#### Written task:
Locate all lines in the data below that hold "JSON" and show them.

#### Dataset rows:
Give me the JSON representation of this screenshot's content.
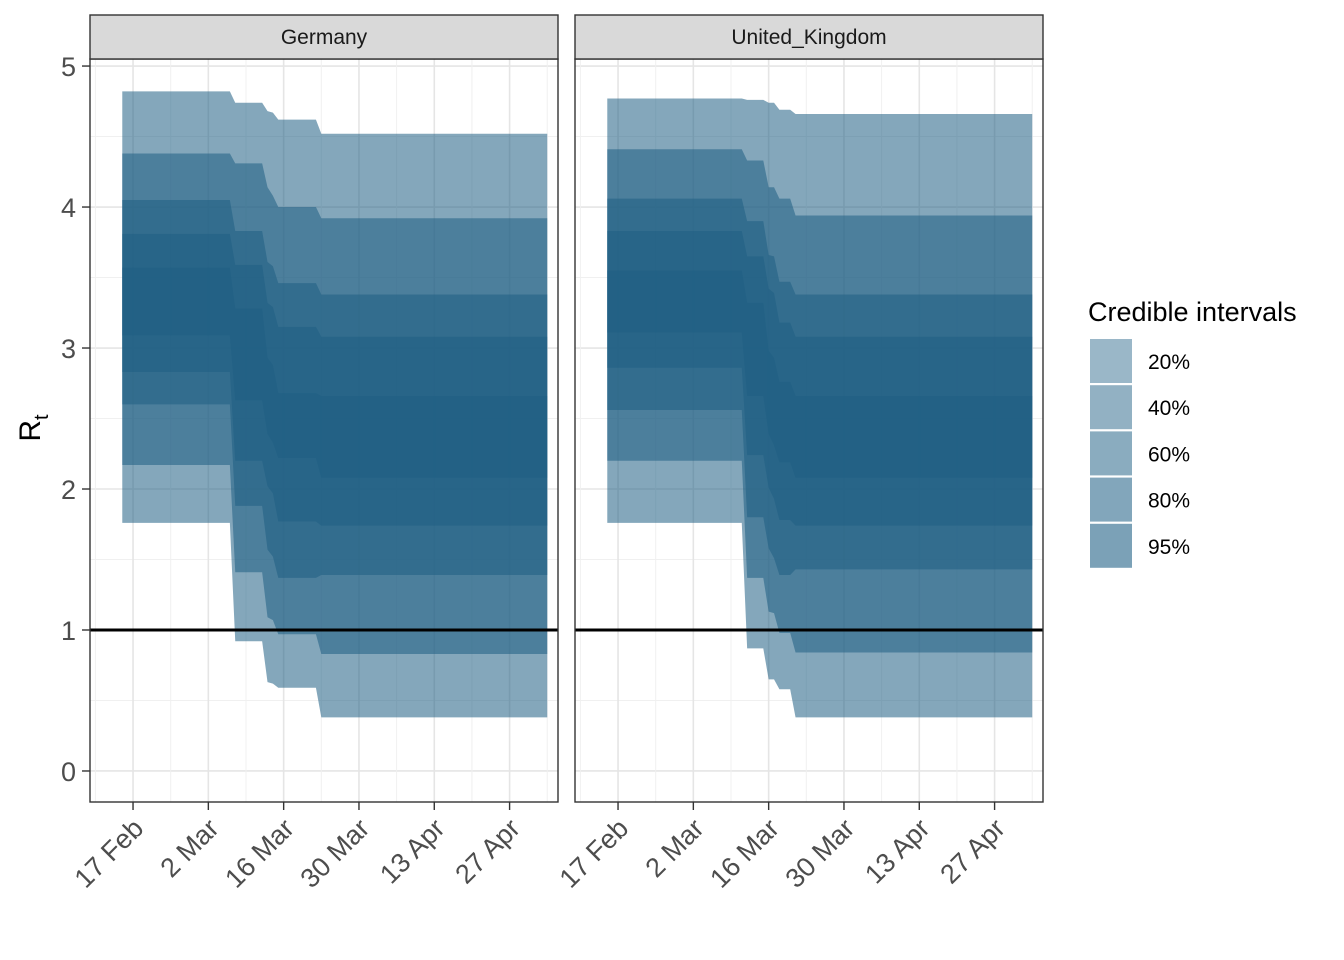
{
  "chart_data": {
    "type": "area",
    "ylabel": "R",
    "ylabel_subscript": "t",
    "ylim": [
      -0.22,
      5.05
    ],
    "yticks": [
      0,
      1,
      2,
      3,
      4,
      5
    ],
    "x_tick_labels": [
      "17 Feb",
      "2 Mar",
      "16 Mar",
      "30 Mar",
      "13 Apr",
      "27 Apr"
    ],
    "x_tick_dates": [
      "2020-02-17",
      "2020-03-02",
      "2020-03-16",
      "2020-03-30",
      "2020-04-13",
      "2020-04-27"
    ],
    "xlim": [
      "2020-02-09",
      "2020-05-06"
    ],
    "reference_line": {
      "y": 1,
      "color": "#000000"
    },
    "grid": true,
    "fill_color": "#1f5f84",
    "legend": {
      "title": "Credible intervals",
      "position": "right",
      "entries": [
        "20%",
        "40%",
        "60%",
        "80%",
        "95%"
      ]
    },
    "panels": [
      {
        "name": "Germany",
        "x": [
          "2020-02-15",
          "2020-03-06",
          "2020-03-07",
          "2020-03-12",
          "2020-03-13",
          "2020-03-14",
          "2020-03-15",
          "2020-03-16",
          "2020-03-22",
          "2020-03-23",
          "2020-05-04"
        ],
        "bands": [
          {
            "level": "95%",
            "lower": [
              1.76,
              1.76,
              0.92,
              0.92,
              0.63,
              0.62,
              0.59,
              0.59,
              0.59,
              0.38,
              0.38
            ],
            "upper": [
              4.82,
              4.82,
              4.74,
              4.74,
              4.68,
              4.67,
              4.62,
              4.62,
              4.62,
              4.52,
              4.52
            ]
          },
          {
            "level": "80%",
            "lower": [
              2.17,
              2.17,
              1.41,
              1.41,
              1.09,
              1.07,
              0.97,
              0.97,
              0.97,
              0.83,
              0.83
            ],
            "upper": [
              4.38,
              4.38,
              4.31,
              4.31,
              4.14,
              4.08,
              4.0,
              4.0,
              4.0,
              3.92,
              3.92
            ]
          },
          {
            "level": "60%",
            "lower": [
              2.6,
              2.6,
              1.88,
              1.88,
              1.57,
              1.52,
              1.37,
              1.37,
              1.37,
              1.39,
              1.39
            ],
            "upper": [
              4.05,
              4.05,
              3.83,
              3.83,
              3.61,
              3.58,
              3.46,
              3.46,
              3.46,
              3.38,
              3.38
            ]
          },
          {
            "level": "40%",
            "lower": [
              2.83,
              2.83,
              2.2,
              2.2,
              2.02,
              1.97,
              1.77,
              1.77,
              1.77,
              1.74,
              1.74
            ],
            "upper": [
              3.81,
              3.81,
              3.59,
              3.59,
              3.32,
              3.29,
              3.15,
              3.15,
              3.15,
              3.08,
              3.08
            ]
          },
          {
            "level": "20%",
            "lower": [
              3.09,
              3.09,
              2.63,
              2.63,
              2.39,
              2.33,
              2.22,
              2.22,
              2.22,
              2.08,
              2.08
            ],
            "upper": [
              3.57,
              3.57,
              3.28,
              3.28,
              2.93,
              2.88,
              2.68,
              2.68,
              2.68,
              2.66,
              2.66
            ]
          }
        ]
      },
      {
        "name": "United_Kingdom",
        "x": [
          "2020-02-15",
          "2020-03-11",
          "2020-03-12",
          "2020-03-15",
          "2020-03-16",
          "2020-03-17",
          "2020-03-18",
          "2020-03-19",
          "2020-03-20",
          "2020-03-21",
          "2020-05-04"
        ],
        "bands": [
          {
            "level": "95%",
            "lower": [
              1.76,
              1.76,
              0.87,
              0.87,
              0.65,
              0.65,
              0.58,
              0.58,
              0.58,
              0.38,
              0.38
            ],
            "upper": [
              4.77,
              4.77,
              4.76,
              4.76,
              4.74,
              4.74,
              4.69,
              4.69,
              4.69,
              4.66,
              4.66
            ]
          },
          {
            "level": "80%",
            "lower": [
              2.2,
              2.2,
              1.37,
              1.37,
              1.13,
              1.12,
              0.98,
              0.98,
              0.98,
              0.84,
              0.84
            ],
            "upper": [
              4.41,
              4.41,
              4.33,
              4.33,
              4.14,
              4.14,
              4.06,
              4.06,
              4.06,
              3.94,
              3.94
            ]
          },
          {
            "level": "60%",
            "lower": [
              2.56,
              2.56,
              1.8,
              1.8,
              1.58,
              1.51,
              1.39,
              1.39,
              1.39,
              1.43,
              1.43
            ],
            "upper": [
              4.06,
              4.06,
              3.9,
              3.9,
              3.66,
              3.65,
              3.47,
              3.47,
              3.47,
              3.38,
              3.38
            ]
          },
          {
            "level": "40%",
            "lower": [
              2.86,
              2.86,
              2.24,
              2.24,
              2.01,
              1.93,
              1.78,
              1.78,
              1.78,
              1.74,
              1.74
            ],
            "upper": [
              3.83,
              3.83,
              3.65,
              3.65,
              3.42,
              3.39,
              3.18,
              3.18,
              3.18,
              3.08,
              3.08
            ]
          },
          {
            "level": "20%",
            "lower": [
              3.11,
              3.11,
              2.66,
              2.66,
              2.39,
              2.31,
              2.19,
              2.19,
              2.19,
              2.08,
              2.08
            ],
            "upper": [
              3.55,
              3.55,
              3.32,
              3.32,
              2.98,
              2.93,
              2.76,
              2.76,
              2.76,
              2.66,
              2.66
            ]
          }
        ]
      }
    ]
  }
}
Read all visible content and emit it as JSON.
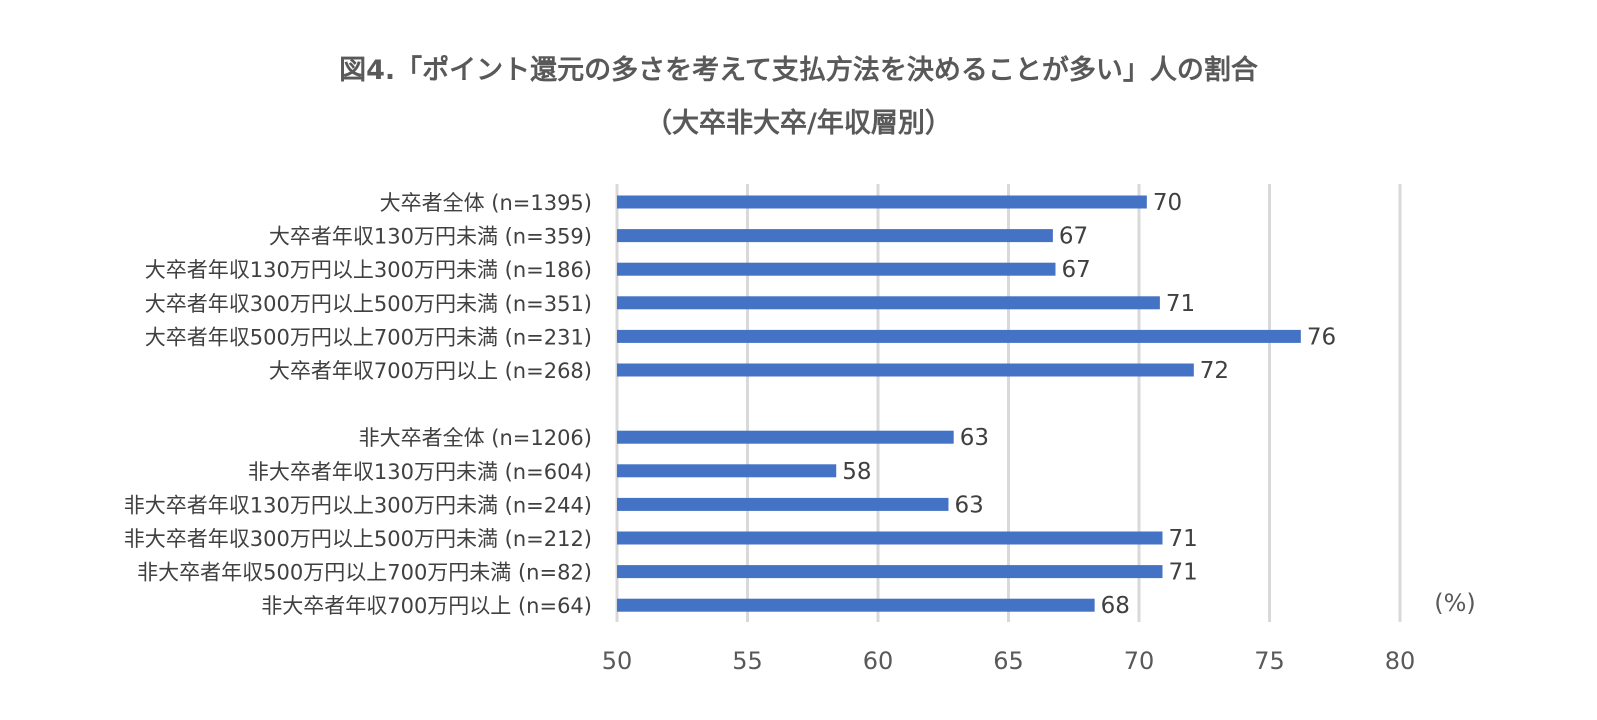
{
  "chart_data": {
    "type": "bar",
    "orientation": "horizontal",
    "title": "図4.「ポイント還元の多さを考えて支払方法を決めることが多い」人の割合",
    "subtitle": "（大卒非大卒/年収層別）",
    "unit_label": "(%)",
    "xlim": [
      50,
      80
    ],
    "x_ticks": [
      "50",
      "55",
      "60",
      "65",
      "70",
      "75",
      "80"
    ],
    "grid": true,
    "legend": "none",
    "bar_color": "#4472C4",
    "groups": [
      {
        "categories": [
          "大卒者全体 (n=1395)",
          "大卒者年収130万円未満 (n=359)",
          "大卒者年収130万円以上300万円未満 (n=186)",
          "大卒者年収300万円以上500万円未満 (n=351)",
          "大卒者年収500万円以上700万円未満 (n=231)",
          "大卒者年収700万円以上 (n=268)"
        ],
        "values": [
          70.3,
          66.7,
          66.8,
          70.8,
          76.2,
          72.1
        ],
        "data_labels": [
          "70",
          "67",
          "67",
          "71",
          "76",
          "72"
        ]
      },
      {
        "categories": [
          "非大卒者全体 (n=1206)",
          "非大卒者年収130万円未満 (n=604)",
          "非大卒者年収130万円以上300万円未満 (n=244)",
          "非大卒者年収300万円以上500万円未満 (n=212)",
          "非大卒者年収500万円以上700万円未満 (n=82)",
          "非大卒者年収700万円以上 (n=64)"
        ],
        "values": [
          62.9,
          58.4,
          62.7,
          70.9,
          70.9,
          68.3
        ],
        "data_labels": [
          "63",
          "58",
          "63",
          "71",
          "71",
          "68"
        ]
      }
    ]
  }
}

#### Response to this task:
Give me the JSON representation of this screenshot's content.
Read all visible content and emit it as JSON.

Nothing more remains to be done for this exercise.